**DIRECTIVE**. Keep the pictures out of the copy and repeat the records exactly.

BEGIN LISTING

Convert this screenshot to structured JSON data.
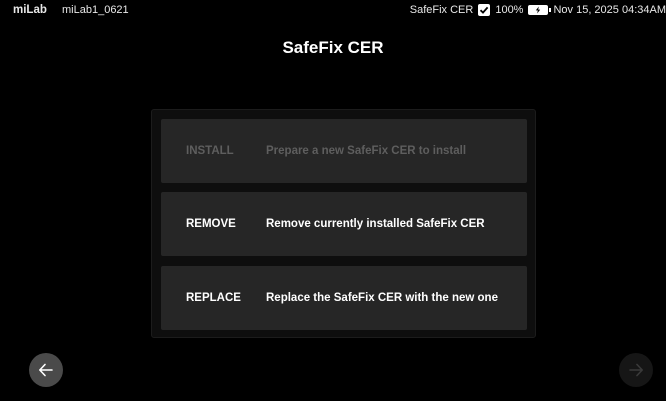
{
  "statusbar": {
    "brand": "miLab",
    "device_id": "miLab1_0621",
    "product_label": "SafeFix CER",
    "battery_percent": "100%",
    "datetime": "Nov 15, 2025 04:34AM",
    "icons": [
      "checkbox-checked-icon",
      "battery-charging-icon"
    ]
  },
  "page": {
    "title": "SafeFix CER"
  },
  "options": [
    {
      "label": "INSTALL",
      "description": "Prepare a new SafeFix CER to install",
      "enabled": false
    },
    {
      "label": "REMOVE",
      "description": "Remove currently installed SafeFix CER",
      "enabled": true
    },
    {
      "label": "REPLACE",
      "description": "Replace the SafeFix CER with the new one",
      "enabled": true
    }
  ],
  "navigation": {
    "back_icon": "arrow-left-icon",
    "next_icon": "arrow-right-icon",
    "next_enabled": false
  },
  "colors": {
    "background": "#000000",
    "option_background": "#262626",
    "disabled_text": "#5e5e5e",
    "text": "#ffffff"
  }
}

END LISTING

**SOLUTION TO THIS PROBLEM**.
Convert this screenshot to structured JSON data.
{
  "statusbar": {
    "brand": "miLab",
    "device_id": "miLab1_0621",
    "product_label": "SafeFix CER",
    "battery_percent": "100%",
    "datetime": "Nov 15, 2025 04:34AM",
    "icons": [
      "checkbox-checked-icon",
      "battery-charging-icon"
    ]
  },
  "page": {
    "title": "SafeFix CER"
  },
  "options": [
    {
      "label": "INSTALL",
      "description": "Prepare a new SafeFix CER to install",
      "enabled": false
    },
    {
      "label": "REMOVE",
      "description": "Remove currently installed SafeFix CER",
      "enabled": true
    },
    {
      "label": "REPLACE",
      "description": "Replace the SafeFix CER with the new one",
      "enabled": true
    }
  ],
  "navigation": {
    "back_icon": "arrow-left-icon",
    "next_icon": "arrow-right-icon",
    "next_enabled": false
  },
  "colors": {
    "background": "#000000",
    "option_background": "#262626",
    "disabled_text": "#5e5e5e",
    "text": "#ffffff"
  }
}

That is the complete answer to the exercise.